■ **The exercise**
Seek out every line containing the word "Kontak", and copy each.

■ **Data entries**
◆ ◆ ◆

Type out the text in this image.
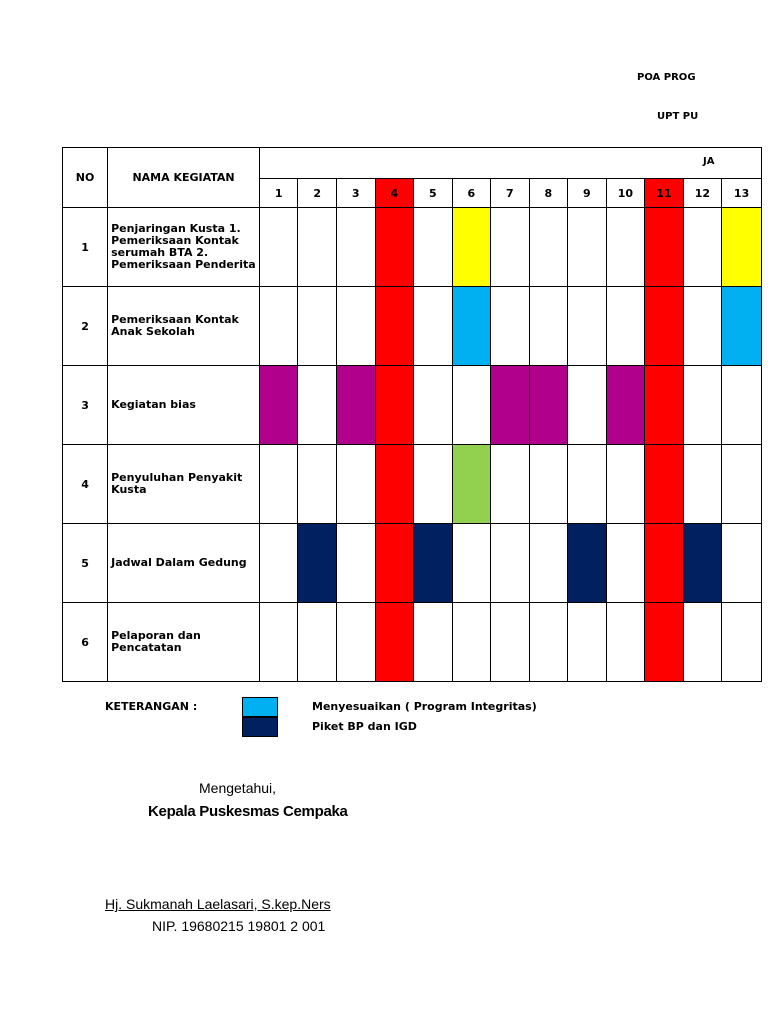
POA PROG
UPT PU
NO	NAMA KEGIATAN	JA												

		1	2	3	4	5	6	7	8	9	10	11	12	13
1	Penjaringan Kusta 1. Pemeriksaan Kontak serumah BTA 2. Pemeriksaan Penderita													
2	Pemeriksaan Kontak Anak Sekolah													
3	Kegiatan bias													
4	Penyuluhan Penyakit Kusta													
5	Jadwal Dalam Gedung													
6	Pelaporan dan Pencatatan													
KETERANGAN :	Menyesuaikan ( Program Integritas)
Piket BP dan IGD
Mengetahui,
Kepala Puskesmas Cempaka
Hj. Sukmanah Laelasari, S.kep.Ners
NIP. 19680215 19801 2 001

◆ ◆ ◆

■ **Response**
1	Penjaringan Kusta 1. Pemeriksaan Kontak serumah BTA 2. Pemeriksaan Penderita													
2	Pemeriksaan Kontak Anak Sekolah													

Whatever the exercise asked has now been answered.